DATASET EXCERPTS:
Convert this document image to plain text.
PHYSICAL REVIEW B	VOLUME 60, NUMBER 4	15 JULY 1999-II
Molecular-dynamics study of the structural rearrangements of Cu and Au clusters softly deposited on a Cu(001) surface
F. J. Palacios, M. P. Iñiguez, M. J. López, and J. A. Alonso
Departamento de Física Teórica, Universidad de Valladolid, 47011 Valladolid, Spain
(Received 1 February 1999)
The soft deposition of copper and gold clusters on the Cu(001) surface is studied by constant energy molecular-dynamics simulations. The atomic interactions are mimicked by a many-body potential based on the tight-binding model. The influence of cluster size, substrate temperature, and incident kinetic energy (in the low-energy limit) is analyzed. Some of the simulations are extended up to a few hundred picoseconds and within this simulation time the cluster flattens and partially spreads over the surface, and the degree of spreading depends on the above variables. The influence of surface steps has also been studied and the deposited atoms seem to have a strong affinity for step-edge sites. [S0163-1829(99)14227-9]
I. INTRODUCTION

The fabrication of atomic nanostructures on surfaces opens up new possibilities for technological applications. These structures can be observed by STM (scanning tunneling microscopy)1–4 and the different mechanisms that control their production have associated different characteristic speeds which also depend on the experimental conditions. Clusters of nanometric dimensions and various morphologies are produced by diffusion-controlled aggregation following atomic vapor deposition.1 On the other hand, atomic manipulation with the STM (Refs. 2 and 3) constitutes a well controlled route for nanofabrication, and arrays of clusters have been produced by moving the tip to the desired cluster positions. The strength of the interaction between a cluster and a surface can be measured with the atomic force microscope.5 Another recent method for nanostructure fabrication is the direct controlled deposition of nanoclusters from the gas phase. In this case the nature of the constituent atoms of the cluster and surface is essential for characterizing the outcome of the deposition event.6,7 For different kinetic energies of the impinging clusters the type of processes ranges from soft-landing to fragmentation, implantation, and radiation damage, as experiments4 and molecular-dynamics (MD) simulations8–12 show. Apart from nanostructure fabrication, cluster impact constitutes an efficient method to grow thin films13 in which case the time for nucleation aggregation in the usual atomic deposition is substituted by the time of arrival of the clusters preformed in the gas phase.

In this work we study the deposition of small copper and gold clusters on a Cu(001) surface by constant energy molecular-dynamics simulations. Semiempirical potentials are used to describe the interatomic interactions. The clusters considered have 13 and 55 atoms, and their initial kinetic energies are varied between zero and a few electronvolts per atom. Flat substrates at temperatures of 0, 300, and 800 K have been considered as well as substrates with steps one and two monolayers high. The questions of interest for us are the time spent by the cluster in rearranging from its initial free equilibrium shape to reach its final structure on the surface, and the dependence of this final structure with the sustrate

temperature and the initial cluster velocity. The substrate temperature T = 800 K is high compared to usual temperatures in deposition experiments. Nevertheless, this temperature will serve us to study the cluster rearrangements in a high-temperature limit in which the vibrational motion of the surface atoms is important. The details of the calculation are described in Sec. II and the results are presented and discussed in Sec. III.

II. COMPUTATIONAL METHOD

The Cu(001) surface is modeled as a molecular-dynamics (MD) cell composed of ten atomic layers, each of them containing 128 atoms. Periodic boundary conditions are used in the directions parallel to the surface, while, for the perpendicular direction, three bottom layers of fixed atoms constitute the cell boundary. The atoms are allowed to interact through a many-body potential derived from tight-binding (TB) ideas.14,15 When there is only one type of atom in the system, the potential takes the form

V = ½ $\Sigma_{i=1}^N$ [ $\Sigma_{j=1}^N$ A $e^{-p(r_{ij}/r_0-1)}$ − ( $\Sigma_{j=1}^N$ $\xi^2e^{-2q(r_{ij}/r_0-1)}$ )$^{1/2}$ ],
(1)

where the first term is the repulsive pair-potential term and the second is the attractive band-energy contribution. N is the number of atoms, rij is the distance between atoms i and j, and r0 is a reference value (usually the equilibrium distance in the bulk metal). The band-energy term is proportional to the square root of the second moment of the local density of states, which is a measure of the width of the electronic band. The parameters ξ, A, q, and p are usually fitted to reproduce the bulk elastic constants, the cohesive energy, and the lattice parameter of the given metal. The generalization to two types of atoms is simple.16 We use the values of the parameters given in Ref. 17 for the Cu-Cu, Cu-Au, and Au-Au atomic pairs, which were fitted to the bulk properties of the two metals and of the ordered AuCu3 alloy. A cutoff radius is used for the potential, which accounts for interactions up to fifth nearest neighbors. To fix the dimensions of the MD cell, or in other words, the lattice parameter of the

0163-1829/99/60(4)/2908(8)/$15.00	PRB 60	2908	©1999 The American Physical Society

TASK STATEMENT: From the entries above, copy each line holding "rearrangements".

EXERCISE RESPONSE:
Molecular-dynamics study of the structural rearrangements of Cu and Au clusters softly deposited on a Cu(001) surface
temperature and the initial cluster velocity. The substrate temperature T = 800 K is high compared to usual temperatures in deposition experiments. Nevertheless, this temperature will serve us to study the cluster rearrangements in a high-temperature limit in which the vibrational motion of the surface atoms is important. The details of the calculation are described in Sec. II and the results are presented and discussed in Sec. III.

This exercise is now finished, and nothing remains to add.